* What the task asks: Please report how many lines of the records below contain the string "period", giving only the number.

* Supplied information:
=====

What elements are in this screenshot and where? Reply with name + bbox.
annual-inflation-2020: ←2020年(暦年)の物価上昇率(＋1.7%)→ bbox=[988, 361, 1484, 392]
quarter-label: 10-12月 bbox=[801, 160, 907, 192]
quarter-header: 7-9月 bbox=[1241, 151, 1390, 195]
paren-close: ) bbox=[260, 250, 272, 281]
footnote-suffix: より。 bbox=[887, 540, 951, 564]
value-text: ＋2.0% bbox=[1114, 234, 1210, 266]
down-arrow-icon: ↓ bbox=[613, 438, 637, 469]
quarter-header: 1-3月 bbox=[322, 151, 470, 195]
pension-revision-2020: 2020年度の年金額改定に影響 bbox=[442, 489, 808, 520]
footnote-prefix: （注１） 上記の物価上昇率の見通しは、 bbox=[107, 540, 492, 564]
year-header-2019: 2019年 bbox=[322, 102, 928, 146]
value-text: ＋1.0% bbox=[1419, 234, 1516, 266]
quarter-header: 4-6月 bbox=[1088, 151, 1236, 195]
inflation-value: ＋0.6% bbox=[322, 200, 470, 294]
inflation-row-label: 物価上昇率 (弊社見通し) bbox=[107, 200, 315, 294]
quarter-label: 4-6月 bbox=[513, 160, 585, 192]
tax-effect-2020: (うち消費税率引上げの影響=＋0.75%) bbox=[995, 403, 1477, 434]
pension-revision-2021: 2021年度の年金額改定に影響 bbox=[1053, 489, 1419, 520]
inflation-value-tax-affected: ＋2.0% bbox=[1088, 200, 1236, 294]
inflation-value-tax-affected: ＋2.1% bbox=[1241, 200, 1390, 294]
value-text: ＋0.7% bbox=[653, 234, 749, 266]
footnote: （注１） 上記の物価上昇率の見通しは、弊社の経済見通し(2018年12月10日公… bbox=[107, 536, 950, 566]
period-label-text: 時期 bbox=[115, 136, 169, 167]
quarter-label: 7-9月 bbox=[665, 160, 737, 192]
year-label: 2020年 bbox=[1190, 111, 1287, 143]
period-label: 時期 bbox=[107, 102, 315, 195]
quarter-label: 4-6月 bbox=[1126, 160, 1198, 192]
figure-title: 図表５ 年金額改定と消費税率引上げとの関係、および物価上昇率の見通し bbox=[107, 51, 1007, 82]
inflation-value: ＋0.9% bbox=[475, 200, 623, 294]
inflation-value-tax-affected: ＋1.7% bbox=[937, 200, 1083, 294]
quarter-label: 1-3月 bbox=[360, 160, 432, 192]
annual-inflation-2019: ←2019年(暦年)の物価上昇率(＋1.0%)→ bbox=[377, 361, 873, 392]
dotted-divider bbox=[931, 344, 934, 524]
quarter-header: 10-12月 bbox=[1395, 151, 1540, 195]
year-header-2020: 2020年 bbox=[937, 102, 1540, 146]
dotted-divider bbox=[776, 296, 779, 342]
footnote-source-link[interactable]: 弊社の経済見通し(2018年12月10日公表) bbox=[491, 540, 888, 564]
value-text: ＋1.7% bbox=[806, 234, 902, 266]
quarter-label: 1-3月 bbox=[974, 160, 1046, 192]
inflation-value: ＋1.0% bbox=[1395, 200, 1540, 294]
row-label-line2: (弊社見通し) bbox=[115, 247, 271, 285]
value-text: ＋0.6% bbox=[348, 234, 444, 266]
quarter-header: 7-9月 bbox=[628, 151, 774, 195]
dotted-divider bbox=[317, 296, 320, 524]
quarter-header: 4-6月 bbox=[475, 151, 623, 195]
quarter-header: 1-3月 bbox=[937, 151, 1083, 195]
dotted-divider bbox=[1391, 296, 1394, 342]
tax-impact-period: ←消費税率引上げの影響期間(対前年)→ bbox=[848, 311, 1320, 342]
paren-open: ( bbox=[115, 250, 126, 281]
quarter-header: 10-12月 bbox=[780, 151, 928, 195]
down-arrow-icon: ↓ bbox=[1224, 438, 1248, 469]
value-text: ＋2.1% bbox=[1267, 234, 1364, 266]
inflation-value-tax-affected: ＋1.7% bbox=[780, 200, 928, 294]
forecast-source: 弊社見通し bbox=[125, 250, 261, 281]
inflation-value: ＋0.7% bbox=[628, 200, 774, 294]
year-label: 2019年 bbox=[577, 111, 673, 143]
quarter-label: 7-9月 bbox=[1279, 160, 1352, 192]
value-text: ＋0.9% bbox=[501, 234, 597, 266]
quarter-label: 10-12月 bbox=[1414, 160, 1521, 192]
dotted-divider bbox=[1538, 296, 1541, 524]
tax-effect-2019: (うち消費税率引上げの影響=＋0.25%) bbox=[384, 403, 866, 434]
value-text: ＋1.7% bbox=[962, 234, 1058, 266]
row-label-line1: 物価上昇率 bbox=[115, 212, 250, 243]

=====

* Written response: 3